*Supplied records*
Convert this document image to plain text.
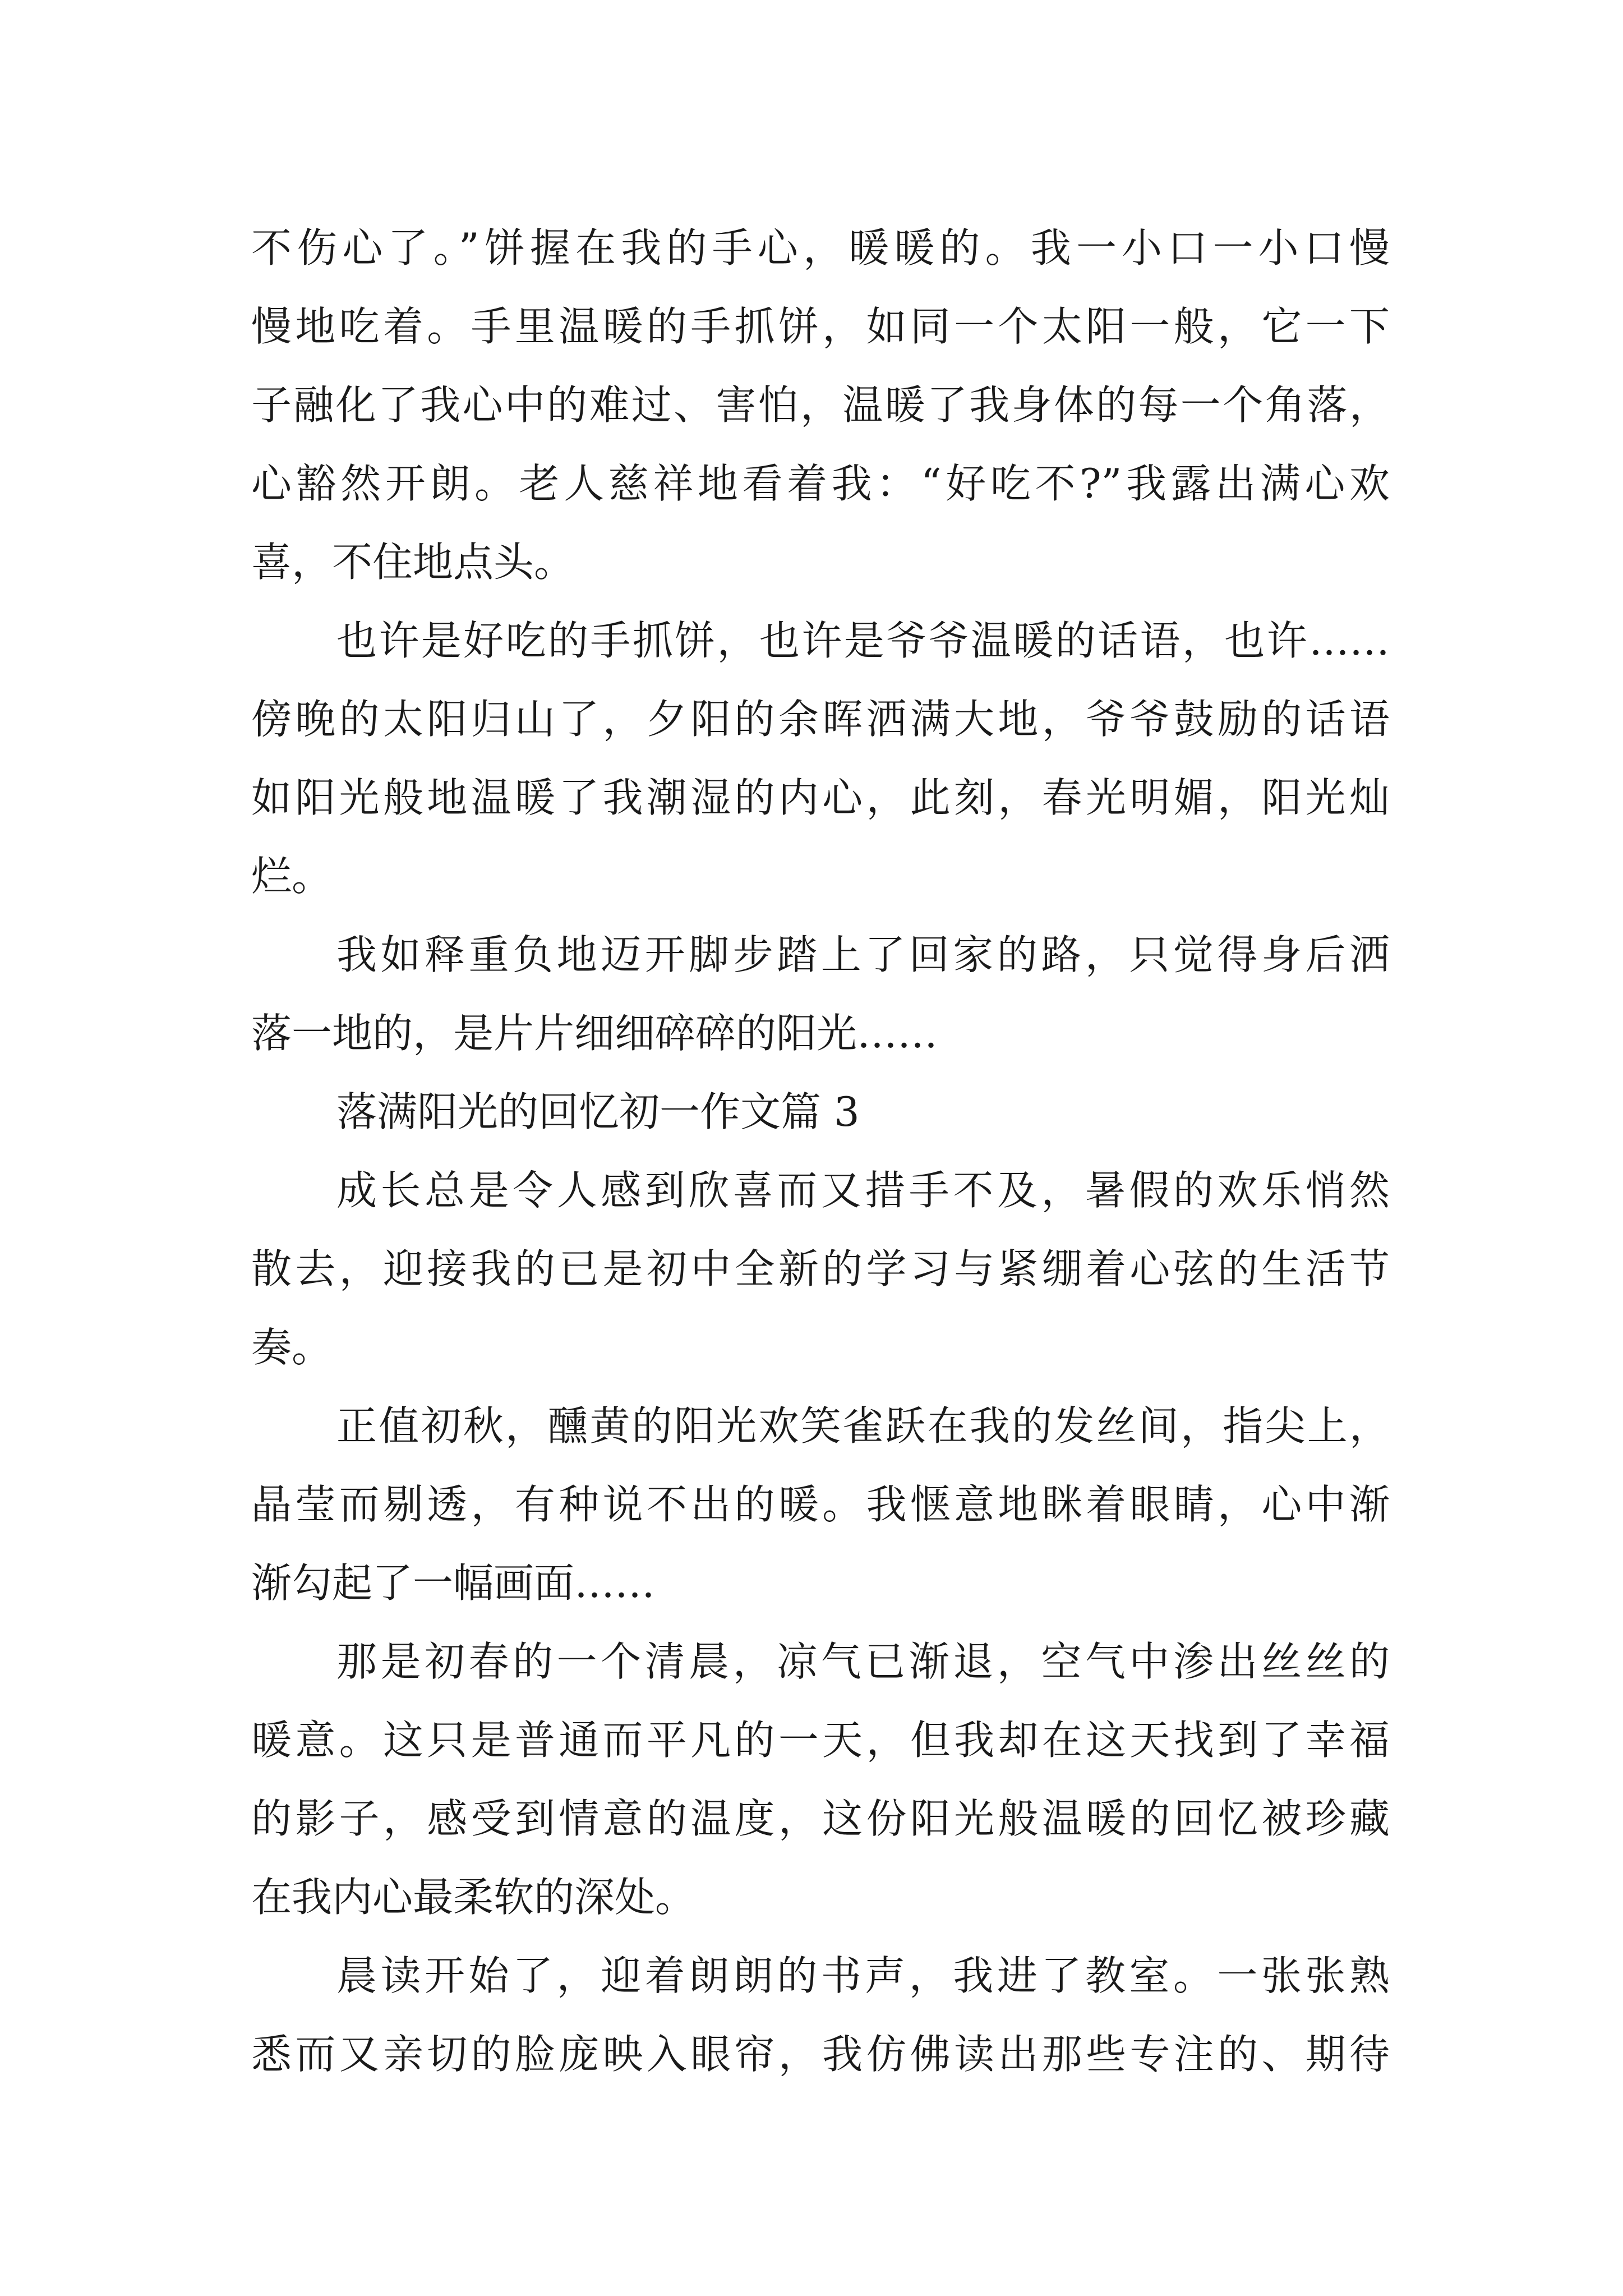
不伤心了。”饼握在我的手心，暖暖的。我一小口一小口慢
慢地吃着。手里温暖的手抓饼，如同一个太阳一般，它一下
子融化了我心中的难过、害怕，温暖了我身体的每一个角落，
心豁然开朗。老人慈祥地看着我：“好吃不?”我露出满心欢
喜，不住地点头。
也许是好吃的手抓饼，也许是爷爷温暖的话语，也许……
傍晚的太阳归山了，夕阳的余晖洒满大地，爷爷鼓励的话语
如阳光般地温暖了我潮湿的内心，此刻，春光明媚，阳光灿
烂。
我如释重负地迈开脚步踏上了回家的路，只觉得身后洒
落一地的，是片片细细碎碎的阳光……
落满阳光的回忆初一作文篇 3
成长总是令人感到欣喜而又措手不及，暑假的欢乐悄然
散去，迎接我的已是初中全新的学习与紧绷着心弦的生活节
奏。
正值初秋，醺黄的阳光欢笑雀跃在我的发丝间，指尖上，
晶莹而剔透，有种说不出的暖。我惬意地眯着眼睛，心中渐
渐勾起了一幅画面……
那是初春的一个清晨，凉气已渐退，空气中渗出丝丝的
暖意。这只是普通而平凡的一天，但我却在这天找到了幸福
的影子，感受到情意的温度，这份阳光般温暖的回忆被珍藏
在我内心最柔软的深处。
晨读开始了，迎着朗朗的书声，我进了教室。一张张熟
悉而又亲切的脸庞映入眼帘，我仿佛读出那些专注的、期待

*Task brief*
Write out the data precisely as given, excluding the pictures.

*Correct result*
Convert this document image to plain text.
不伤心了。”饼握在我的手心，暖暖的。我一小口一小口慢
慢地吃着。手里温暖的手抓饼，如同一个太阳一般，它一下
子融化了我心中的难过、害怕，温暖了我身体的每一个角落，
心豁然开朗。老人慈祥地看着我：“好吃不?”我露出满心欢
喜，不住地点头。
也许是好吃的手抓饼，也许是爷爷温暖的话语，也许……
傍晚的太阳归山了，夕阳的余晖洒满大地，爷爷鼓励的话语
如阳光般地温暖了我潮湿的内心，此刻，春光明媚，阳光灿
烂。
我如释重负地迈开脚步踏上了回家的路，只觉得身后洒
落一地的，是片片细细碎碎的阳光……
落满阳光的回忆初一作文篇 3
成长总是令人感到欣喜而又措手不及，暑假的欢乐悄然
散去，迎接我的已是初中全新的学习与紧绷着心弦的生活节
奏。
正值初秋，醺黄的阳光欢笑雀跃在我的发丝间，指尖上，
晶莹而剔透，有种说不出的暖。我惬意地眯着眼睛，心中渐
渐勾起了一幅画面……
那是初春的一个清晨，凉气已渐退，空气中渗出丝丝的
暖意。这只是普通而平凡的一天，但我却在这天找到了幸福
的影子，感受到情意的温度，这份阳光般温暖的回忆被珍藏
在我内心最柔软的深处。
晨读开始了，迎着朗朗的书声，我进了教室。一张张熟
悉而又亲切的脸庞映入眼帘，我仿佛读出那些专注的、期待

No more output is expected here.